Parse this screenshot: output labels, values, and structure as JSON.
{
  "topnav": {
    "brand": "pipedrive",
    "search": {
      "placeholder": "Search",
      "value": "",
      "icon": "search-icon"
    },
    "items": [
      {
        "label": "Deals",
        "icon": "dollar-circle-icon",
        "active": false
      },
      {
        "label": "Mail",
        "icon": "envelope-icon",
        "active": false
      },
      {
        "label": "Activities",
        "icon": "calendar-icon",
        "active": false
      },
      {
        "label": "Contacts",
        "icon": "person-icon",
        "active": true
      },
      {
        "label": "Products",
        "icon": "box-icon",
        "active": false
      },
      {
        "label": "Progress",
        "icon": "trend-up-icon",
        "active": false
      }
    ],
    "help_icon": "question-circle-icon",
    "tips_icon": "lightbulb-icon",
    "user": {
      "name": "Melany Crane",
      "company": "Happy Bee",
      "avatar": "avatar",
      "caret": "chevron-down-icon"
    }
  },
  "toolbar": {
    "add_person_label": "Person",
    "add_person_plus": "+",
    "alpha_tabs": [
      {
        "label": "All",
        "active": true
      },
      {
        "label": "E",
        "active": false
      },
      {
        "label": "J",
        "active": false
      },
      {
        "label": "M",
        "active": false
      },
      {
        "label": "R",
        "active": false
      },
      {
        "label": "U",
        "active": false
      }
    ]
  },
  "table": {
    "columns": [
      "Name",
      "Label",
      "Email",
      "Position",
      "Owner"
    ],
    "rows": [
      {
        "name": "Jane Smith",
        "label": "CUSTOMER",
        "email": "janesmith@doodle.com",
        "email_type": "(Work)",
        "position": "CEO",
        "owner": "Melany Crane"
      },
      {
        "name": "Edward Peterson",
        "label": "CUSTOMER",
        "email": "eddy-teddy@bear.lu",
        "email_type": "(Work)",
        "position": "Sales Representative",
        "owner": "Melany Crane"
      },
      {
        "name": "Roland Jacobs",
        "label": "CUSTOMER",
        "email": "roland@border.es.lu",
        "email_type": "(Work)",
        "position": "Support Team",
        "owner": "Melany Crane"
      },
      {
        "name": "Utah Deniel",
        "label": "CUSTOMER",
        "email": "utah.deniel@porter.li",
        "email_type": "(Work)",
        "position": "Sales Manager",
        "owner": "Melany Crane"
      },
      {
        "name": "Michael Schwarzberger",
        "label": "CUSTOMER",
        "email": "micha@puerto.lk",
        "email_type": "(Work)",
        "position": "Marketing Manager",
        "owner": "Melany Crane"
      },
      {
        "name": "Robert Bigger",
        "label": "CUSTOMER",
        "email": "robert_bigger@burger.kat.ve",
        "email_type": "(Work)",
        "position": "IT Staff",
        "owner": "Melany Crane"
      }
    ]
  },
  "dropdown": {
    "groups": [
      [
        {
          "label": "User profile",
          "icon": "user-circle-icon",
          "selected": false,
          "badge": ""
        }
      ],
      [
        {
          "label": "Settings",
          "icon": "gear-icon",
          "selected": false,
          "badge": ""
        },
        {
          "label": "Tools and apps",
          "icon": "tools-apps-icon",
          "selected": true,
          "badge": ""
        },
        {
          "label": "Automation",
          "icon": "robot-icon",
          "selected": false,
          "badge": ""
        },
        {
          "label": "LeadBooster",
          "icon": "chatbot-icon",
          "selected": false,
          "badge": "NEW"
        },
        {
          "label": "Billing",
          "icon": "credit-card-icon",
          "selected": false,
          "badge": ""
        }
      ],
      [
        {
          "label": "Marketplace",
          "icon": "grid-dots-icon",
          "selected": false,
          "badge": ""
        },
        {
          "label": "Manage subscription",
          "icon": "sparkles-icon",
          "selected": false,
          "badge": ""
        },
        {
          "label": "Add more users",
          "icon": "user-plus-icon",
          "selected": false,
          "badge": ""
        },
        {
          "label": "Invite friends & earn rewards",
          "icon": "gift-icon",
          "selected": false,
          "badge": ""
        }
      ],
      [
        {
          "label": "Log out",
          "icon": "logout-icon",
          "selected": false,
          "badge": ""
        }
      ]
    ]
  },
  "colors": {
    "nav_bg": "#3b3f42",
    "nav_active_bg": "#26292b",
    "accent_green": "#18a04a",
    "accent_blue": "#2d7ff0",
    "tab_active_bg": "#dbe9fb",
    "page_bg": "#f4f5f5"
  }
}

========================================================================

- [Task statement] How many lines in the records above hold the word "circle"? Give only the number.

- [In response] 3